▸ **Stored records**:

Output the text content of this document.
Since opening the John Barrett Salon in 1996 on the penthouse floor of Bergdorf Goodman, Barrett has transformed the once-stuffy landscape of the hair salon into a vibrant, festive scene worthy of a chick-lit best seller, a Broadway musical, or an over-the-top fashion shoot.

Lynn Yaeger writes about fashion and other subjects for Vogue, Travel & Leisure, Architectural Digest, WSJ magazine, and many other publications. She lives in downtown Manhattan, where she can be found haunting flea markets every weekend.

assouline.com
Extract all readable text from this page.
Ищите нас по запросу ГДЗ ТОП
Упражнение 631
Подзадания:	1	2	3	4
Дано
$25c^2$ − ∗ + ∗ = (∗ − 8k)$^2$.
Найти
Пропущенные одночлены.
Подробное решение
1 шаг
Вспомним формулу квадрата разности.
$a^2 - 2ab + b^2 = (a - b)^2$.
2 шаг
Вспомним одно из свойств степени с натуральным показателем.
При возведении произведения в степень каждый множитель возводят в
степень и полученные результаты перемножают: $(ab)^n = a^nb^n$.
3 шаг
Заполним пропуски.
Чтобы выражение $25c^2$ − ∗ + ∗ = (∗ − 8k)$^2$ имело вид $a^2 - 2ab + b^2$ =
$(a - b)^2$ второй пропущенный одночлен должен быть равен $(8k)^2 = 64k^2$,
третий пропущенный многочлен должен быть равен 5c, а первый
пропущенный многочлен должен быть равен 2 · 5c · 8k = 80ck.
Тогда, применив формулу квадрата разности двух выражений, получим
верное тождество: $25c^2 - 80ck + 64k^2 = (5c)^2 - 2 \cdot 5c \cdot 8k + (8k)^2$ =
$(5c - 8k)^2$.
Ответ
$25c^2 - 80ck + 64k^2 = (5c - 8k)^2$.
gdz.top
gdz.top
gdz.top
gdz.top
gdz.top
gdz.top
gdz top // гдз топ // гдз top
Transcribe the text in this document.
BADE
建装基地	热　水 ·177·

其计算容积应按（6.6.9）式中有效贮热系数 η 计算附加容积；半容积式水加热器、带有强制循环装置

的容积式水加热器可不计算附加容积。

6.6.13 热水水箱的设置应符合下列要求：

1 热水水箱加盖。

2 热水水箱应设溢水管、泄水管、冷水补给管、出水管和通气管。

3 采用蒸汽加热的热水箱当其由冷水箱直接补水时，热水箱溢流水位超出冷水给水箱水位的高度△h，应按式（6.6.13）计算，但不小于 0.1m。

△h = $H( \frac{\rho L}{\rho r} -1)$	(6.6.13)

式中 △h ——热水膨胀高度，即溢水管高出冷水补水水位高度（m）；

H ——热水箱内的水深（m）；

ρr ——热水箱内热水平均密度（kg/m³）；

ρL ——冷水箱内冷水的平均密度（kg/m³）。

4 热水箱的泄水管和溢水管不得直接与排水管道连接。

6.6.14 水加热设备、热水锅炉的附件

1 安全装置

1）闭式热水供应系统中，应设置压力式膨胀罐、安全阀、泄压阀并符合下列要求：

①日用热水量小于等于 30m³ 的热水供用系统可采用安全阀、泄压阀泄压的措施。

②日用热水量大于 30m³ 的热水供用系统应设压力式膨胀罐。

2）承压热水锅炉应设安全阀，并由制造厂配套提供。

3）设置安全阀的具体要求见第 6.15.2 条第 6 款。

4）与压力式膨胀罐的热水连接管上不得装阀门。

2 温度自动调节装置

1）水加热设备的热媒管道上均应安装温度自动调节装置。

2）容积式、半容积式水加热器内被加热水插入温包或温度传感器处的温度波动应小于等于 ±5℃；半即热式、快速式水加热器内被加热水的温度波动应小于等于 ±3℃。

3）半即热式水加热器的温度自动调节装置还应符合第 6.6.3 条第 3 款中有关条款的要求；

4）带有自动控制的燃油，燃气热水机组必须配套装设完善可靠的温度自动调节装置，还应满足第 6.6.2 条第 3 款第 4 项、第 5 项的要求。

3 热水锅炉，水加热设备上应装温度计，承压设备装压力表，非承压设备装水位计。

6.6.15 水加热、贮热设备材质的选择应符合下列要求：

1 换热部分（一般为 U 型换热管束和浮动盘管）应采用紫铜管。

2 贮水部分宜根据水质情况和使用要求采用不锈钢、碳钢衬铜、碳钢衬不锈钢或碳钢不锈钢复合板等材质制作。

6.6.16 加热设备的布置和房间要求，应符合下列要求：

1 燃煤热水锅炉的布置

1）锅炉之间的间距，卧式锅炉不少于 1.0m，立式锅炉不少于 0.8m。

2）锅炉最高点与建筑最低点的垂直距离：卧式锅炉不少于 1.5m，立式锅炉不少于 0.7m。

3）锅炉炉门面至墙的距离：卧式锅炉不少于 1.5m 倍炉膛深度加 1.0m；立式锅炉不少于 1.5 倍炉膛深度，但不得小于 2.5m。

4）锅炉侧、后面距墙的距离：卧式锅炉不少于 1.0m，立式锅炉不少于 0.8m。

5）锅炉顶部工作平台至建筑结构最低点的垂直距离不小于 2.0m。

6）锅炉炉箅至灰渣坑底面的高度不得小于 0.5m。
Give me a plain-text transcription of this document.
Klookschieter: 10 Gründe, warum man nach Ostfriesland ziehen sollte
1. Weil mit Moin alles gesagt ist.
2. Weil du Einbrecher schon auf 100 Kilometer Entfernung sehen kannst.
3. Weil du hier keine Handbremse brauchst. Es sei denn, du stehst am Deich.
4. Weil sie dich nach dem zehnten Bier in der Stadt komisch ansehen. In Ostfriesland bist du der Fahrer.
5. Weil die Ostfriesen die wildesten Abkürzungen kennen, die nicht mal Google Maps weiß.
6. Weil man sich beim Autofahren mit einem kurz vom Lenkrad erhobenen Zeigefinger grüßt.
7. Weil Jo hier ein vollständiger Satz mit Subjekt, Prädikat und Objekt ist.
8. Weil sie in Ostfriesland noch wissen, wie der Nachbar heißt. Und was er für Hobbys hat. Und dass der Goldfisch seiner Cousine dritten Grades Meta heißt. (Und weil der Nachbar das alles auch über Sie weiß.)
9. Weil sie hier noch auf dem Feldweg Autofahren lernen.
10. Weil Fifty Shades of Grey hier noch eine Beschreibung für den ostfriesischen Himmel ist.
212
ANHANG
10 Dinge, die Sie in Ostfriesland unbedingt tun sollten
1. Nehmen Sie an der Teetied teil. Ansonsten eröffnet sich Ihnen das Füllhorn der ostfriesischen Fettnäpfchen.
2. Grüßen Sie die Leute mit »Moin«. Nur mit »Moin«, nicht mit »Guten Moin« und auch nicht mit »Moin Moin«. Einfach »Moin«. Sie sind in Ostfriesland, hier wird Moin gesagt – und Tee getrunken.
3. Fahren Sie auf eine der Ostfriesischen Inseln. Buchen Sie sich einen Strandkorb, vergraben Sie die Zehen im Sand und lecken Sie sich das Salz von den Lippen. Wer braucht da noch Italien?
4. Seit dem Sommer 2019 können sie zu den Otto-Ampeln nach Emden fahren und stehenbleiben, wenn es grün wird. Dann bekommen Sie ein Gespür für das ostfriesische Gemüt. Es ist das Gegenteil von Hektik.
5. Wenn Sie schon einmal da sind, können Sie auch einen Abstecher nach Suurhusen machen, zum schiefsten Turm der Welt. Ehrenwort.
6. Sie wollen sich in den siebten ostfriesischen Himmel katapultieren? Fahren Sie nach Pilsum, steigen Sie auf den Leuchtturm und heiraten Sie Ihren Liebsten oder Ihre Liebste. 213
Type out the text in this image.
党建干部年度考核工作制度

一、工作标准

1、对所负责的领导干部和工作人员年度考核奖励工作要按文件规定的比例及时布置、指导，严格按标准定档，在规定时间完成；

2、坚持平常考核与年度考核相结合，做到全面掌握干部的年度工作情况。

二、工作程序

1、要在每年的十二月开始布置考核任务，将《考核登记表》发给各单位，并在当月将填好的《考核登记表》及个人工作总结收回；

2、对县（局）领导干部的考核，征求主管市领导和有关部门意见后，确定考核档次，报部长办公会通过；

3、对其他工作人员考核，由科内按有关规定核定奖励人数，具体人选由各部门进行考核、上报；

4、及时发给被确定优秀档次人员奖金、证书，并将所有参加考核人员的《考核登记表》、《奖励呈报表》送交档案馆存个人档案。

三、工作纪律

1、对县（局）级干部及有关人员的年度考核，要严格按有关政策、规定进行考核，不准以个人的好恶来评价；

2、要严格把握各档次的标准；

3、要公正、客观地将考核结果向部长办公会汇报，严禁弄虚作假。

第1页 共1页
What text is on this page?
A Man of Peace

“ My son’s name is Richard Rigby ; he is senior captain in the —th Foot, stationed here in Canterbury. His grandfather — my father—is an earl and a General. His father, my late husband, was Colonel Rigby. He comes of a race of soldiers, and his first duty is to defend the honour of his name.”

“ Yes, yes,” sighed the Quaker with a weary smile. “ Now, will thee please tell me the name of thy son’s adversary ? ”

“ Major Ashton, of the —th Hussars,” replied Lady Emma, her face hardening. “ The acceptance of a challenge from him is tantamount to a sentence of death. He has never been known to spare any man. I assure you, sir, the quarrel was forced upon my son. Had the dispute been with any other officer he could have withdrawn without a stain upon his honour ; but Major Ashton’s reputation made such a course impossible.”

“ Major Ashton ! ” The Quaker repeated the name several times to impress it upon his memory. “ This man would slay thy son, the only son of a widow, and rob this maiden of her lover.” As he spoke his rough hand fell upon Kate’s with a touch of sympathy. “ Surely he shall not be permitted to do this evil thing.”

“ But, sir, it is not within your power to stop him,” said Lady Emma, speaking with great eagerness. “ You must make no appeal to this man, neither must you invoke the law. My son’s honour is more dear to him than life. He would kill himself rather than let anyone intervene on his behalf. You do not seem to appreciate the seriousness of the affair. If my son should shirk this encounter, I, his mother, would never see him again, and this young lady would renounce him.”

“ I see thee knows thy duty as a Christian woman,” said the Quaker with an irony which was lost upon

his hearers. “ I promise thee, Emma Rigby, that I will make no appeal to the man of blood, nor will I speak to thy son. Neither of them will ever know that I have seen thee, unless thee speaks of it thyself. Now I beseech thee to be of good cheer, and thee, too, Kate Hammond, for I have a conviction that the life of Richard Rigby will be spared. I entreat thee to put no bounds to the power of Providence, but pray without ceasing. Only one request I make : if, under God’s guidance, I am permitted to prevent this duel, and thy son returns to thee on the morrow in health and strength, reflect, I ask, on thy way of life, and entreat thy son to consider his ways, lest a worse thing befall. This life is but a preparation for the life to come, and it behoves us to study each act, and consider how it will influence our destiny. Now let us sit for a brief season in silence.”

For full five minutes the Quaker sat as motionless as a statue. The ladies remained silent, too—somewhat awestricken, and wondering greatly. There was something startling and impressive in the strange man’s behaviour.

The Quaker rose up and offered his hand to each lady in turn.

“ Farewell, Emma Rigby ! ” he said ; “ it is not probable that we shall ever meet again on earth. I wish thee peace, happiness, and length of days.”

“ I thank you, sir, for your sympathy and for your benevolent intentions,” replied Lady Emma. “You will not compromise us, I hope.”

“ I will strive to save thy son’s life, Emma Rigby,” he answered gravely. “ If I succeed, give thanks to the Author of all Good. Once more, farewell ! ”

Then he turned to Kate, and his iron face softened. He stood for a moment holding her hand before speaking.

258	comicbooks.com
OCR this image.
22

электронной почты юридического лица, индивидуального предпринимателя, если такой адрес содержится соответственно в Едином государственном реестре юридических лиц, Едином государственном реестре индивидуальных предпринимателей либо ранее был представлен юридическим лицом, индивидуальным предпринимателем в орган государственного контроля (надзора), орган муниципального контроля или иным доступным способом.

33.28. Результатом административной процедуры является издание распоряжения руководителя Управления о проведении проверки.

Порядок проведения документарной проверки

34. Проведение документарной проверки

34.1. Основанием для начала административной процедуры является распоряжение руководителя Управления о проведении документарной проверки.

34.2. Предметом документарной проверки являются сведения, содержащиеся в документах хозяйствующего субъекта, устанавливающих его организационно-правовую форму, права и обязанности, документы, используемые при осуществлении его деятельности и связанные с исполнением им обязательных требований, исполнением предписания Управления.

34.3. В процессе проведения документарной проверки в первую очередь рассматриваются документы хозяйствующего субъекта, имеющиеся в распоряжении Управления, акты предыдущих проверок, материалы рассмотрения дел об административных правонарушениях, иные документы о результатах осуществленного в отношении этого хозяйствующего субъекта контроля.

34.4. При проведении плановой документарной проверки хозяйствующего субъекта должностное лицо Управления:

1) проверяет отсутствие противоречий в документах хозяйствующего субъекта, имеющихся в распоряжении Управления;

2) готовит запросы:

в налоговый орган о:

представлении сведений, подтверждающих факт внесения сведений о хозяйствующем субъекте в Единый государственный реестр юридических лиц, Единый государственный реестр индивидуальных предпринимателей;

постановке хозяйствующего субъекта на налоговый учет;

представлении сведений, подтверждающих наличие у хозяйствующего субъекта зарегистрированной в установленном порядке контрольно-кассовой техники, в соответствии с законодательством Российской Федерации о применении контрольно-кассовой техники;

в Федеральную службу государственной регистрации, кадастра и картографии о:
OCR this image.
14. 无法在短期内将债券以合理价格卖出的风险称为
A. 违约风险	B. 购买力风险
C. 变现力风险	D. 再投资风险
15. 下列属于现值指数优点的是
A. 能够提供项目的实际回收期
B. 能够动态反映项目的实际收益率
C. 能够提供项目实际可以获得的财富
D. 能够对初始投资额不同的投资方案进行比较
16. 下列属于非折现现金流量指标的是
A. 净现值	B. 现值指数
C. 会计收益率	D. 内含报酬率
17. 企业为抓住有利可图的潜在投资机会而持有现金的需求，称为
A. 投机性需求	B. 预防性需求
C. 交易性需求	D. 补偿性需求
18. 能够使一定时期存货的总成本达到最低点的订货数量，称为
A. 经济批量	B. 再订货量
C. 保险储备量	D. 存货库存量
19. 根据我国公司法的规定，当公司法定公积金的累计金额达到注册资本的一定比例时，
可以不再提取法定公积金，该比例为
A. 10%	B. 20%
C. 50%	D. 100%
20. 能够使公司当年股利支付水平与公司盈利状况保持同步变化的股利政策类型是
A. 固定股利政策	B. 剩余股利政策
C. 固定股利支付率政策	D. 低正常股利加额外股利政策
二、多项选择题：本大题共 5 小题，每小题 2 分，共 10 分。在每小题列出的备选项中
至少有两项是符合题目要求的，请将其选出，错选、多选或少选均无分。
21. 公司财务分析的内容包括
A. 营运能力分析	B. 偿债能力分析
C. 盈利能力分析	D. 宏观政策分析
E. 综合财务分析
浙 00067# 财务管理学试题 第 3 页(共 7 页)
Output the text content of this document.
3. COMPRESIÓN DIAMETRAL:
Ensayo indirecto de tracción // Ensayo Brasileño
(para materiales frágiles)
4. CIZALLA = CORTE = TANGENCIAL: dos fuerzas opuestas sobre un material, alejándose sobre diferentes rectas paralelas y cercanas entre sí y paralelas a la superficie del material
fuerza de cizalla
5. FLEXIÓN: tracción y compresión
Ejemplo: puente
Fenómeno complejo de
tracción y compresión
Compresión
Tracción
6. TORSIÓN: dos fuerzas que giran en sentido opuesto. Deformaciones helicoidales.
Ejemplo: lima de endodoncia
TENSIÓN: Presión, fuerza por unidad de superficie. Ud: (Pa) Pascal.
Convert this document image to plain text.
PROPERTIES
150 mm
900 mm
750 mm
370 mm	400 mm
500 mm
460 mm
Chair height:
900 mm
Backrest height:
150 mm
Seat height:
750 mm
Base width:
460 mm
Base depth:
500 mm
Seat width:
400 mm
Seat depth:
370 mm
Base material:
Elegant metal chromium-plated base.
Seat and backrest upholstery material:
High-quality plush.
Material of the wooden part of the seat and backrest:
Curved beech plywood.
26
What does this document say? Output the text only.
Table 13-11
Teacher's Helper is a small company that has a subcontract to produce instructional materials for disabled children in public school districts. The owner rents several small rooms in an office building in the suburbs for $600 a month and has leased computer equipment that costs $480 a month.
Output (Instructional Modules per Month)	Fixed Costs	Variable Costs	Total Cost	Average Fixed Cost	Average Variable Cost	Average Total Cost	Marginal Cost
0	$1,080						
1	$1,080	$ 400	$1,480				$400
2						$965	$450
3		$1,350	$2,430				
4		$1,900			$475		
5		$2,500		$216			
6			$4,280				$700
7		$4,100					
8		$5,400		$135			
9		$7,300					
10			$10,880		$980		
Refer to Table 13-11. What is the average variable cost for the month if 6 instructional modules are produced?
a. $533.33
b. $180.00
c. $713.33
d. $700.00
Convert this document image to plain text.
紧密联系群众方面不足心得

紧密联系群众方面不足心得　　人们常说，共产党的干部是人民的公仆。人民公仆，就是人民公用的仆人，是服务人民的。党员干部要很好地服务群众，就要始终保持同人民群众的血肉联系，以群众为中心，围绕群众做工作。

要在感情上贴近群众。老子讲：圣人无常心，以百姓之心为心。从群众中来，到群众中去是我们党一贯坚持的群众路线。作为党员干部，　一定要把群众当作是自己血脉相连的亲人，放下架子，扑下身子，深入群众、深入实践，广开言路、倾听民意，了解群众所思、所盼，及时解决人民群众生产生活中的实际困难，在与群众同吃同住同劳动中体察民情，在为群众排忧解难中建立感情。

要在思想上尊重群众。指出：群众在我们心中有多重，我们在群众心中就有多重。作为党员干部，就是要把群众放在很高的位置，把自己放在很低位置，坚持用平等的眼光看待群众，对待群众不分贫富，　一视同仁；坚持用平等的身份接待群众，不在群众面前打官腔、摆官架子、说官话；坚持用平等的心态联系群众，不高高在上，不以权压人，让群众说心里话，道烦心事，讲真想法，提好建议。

▸ **What to work on**:
Take the lines above from the one holding "What does this" to the last and output them exactly.

▸ **Answer to this task**:
What does this document say? Output the text only.
Table 13-11
Teacher's Helper is a small company that has a subcontract to produce instructional materials for disabled children in public school districts. The owner rents several small rooms in an office building in the suburbs for $600 a month and has leased computer equipment that costs $480 a month.
Output (Instructional Modules per Month)	Fixed Costs	Variable Costs	Total Cost	Average Fixed Cost	Average Variable Cost	Average Total Cost	Marginal Cost
0	$1,080						
1	$1,080	$ 400	$1,480				$400
2						$965	$450
3		$1,350	$2,430				
4		$1,900			$475		
5		$2,500		$216			
6			$4,280				$700
7		$4,100					
8		$5,400		$135			
9		$7,300					
10			$10,880		$980		
Refer to Table 13-11. What is the average variable cost for the month if 6 instructional modules are produced?
a. $533.33
b. $180.00
c. $713.33
d. $700.00
Convert this document image to plain text.
紧密联系群众方面不足心得

紧密联系群众方面不足心得　　人们常说，共产党的干部是人民的公仆。人民公仆，就是人民公用的仆人，是服务人民的。党员干部要很好地服务群众，就要始终保持同人民群众的血肉联系，以群众为中心，围绕群众做工作。

要在感情上贴近群众。老子讲：圣人无常心，以百姓之心为心。从群众中来，到群众中去是我们党一贯坚持的群众路线。作为党员干部，　一定要把群众当作是自己血脉相连的亲人，放下架子，扑下身子，深入群众、深入实践，广开言路、倾听民意，了解群众所思、所盼，及时解决人民群众生产生活中的实际困难，在与群众同吃同住同劳动中体察民情，在为群众排忧解难中建立感情。

要在思想上尊重群众。指出：群众在我们心中有多重，我们在群众心中就有多重。作为党员干部，就是要把群众放在很高的位置，把自己放在很低位置，坚持用平等的眼光看待群众，对待群众不分贫富，　一视同仁；坚持用平等的身份接待群众，不在群众面前打官腔、摆官架子、说官话；坚持用平等的心态联系群众，不高高在上，不以权压人，让群众说心里话，道烦心事，讲真想法，提好建议。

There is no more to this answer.